- Annotated element listings
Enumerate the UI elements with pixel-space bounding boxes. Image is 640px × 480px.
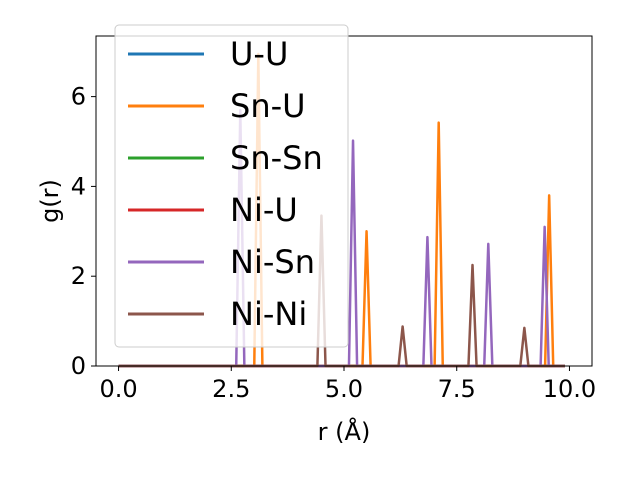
- y-tick-label: 0: [71, 352, 86, 380]
- legend-label-u-u: U-U: [230, 35, 288, 73]
- y-tick-label: 2: [71, 262, 86, 290]
- legend: U-U Sn-U Sn-Sn Ni-U Ni-Sn Ni-Ni: [114, 24, 349, 348]
- legend-label-sn-u: Sn-U: [230, 87, 306, 125]
- y-axis: 0 2 4 6: [71, 83, 96, 380]
- y-tick-label: 4: [71, 172, 86, 200]
- legend-label-ni-sn: Ni-Sn: [230, 243, 315, 281]
- x-axis: 0.0 2.5 5.0 7.5 10.0: [99, 366, 596, 403]
- legend-items: U-U Sn-U Sn-Sn Ni-U Ni-Sn Ni-Ni: [128, 35, 323, 333]
- y-tick-label: 6: [71, 83, 86, 111]
- x-tick-label: 5.0: [325, 375, 363, 403]
- x-tick-label: 2.5: [212, 375, 250, 403]
- x-axis-label: r (Å): [318, 417, 371, 446]
- y-axis-label: g(r): [36, 179, 64, 223]
- x-tick-label: 0.0: [99, 375, 137, 403]
- x-tick-label: 10.0: [543, 375, 596, 403]
- legend-label-ni-u: Ni-U: [230, 191, 298, 229]
- legend-label-sn-sn: Sn-Sn: [230, 139, 323, 177]
- x-tick-label: 7.5: [438, 375, 476, 403]
- legend-label-ni-ni: Ni-Ni: [230, 295, 307, 333]
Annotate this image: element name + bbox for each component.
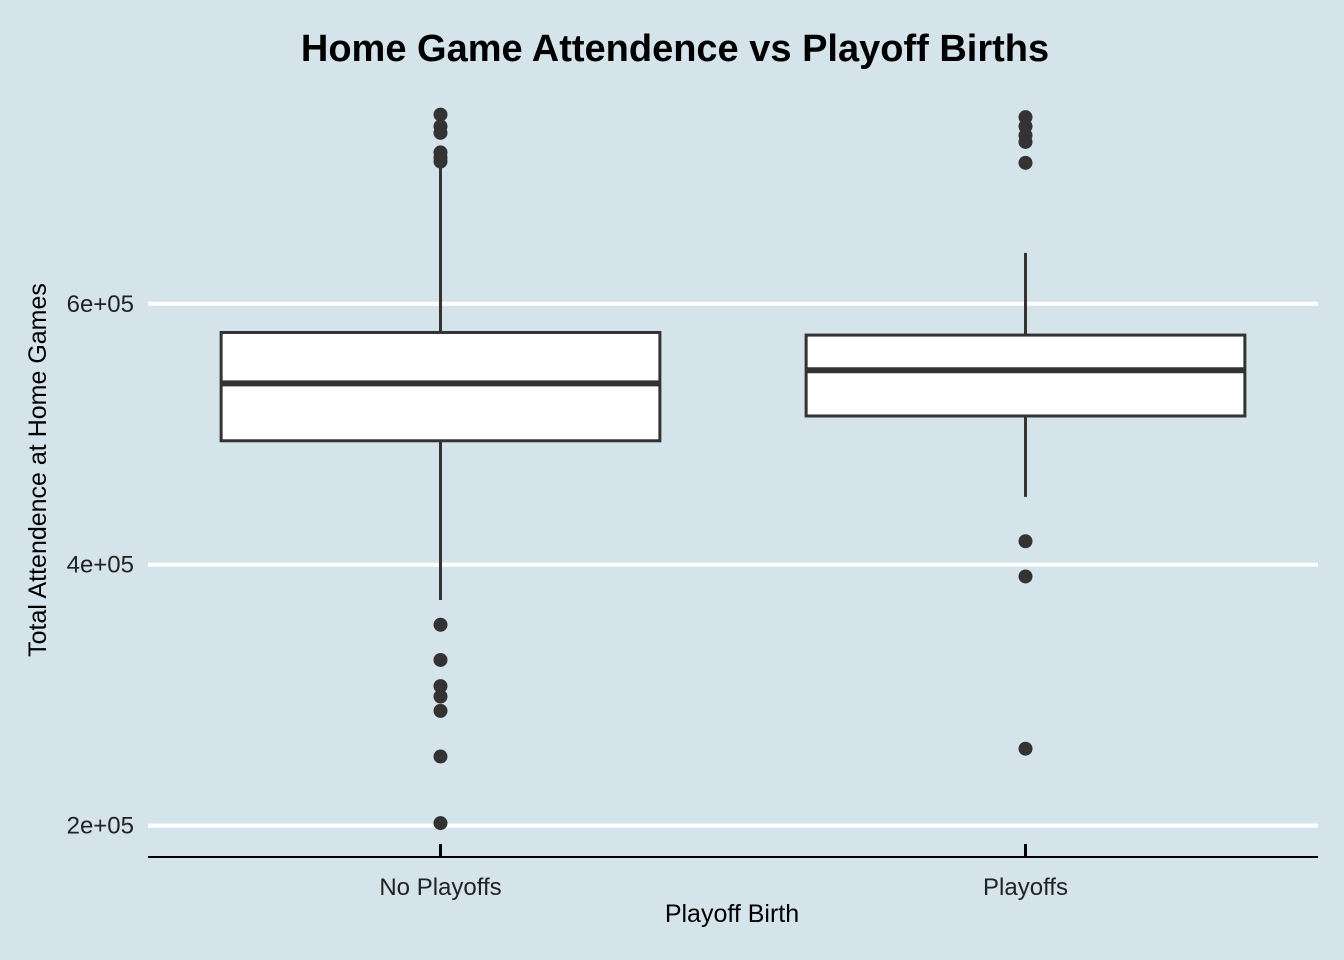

- Exercise task
Can you quote every item above word for word, leaving out the pictures?

- The reply
Enumerate the UI elements with pixel-space bounding boxes. Image is 640px × 480px.
- y-tick-label: 0: [71, 352, 86, 380]
- legend-label-u-u: U-U: [230, 35, 288, 73]
- y-tick-label: 2: [71, 262, 86, 290]
- legend: U-U Sn-U Sn-Sn Ni-U Ni-Sn Ni-Ni: [114, 24, 349, 348]
- legend-label-sn-u: Sn-U: [230, 87, 306, 125]
- y-axis: 0 2 4 6: [71, 83, 96, 380]
- y-tick-label: 4: [71, 172, 86, 200]
- legend-label-ni-sn: Ni-Sn: [230, 243, 315, 281]
- x-axis: 0.0 2.5 5.0 7.5 10.0: [99, 366, 596, 403]
- legend-items: U-U Sn-U Sn-Sn Ni-U Ni-Sn Ni-Ni: [128, 35, 323, 333]
- y-tick-label: 6: [71, 83, 86, 111]
- x-tick-label: 5.0: [325, 375, 363, 403]
- x-tick-label: 2.5: [212, 375, 250, 403]
- x-axis-label: r (Å): [318, 417, 371, 446]
- y-axis-label: g(r): [36, 179, 64, 223]
- x-tick-label: 0.0: [99, 375, 137, 403]
- x-tick-label: 10.0: [543, 375, 596, 403]
- legend-label-ni-u: Ni-U: [230, 191, 298, 229]
- legend-label-sn-sn: Sn-Sn: [230, 139, 323, 177]
- x-tick-label: 7.5: [438, 375, 476, 403]
- legend-label-ni-ni: Ni-Ni: [230, 295, 307, 333]
Annotate this image: element name + bbox for each component.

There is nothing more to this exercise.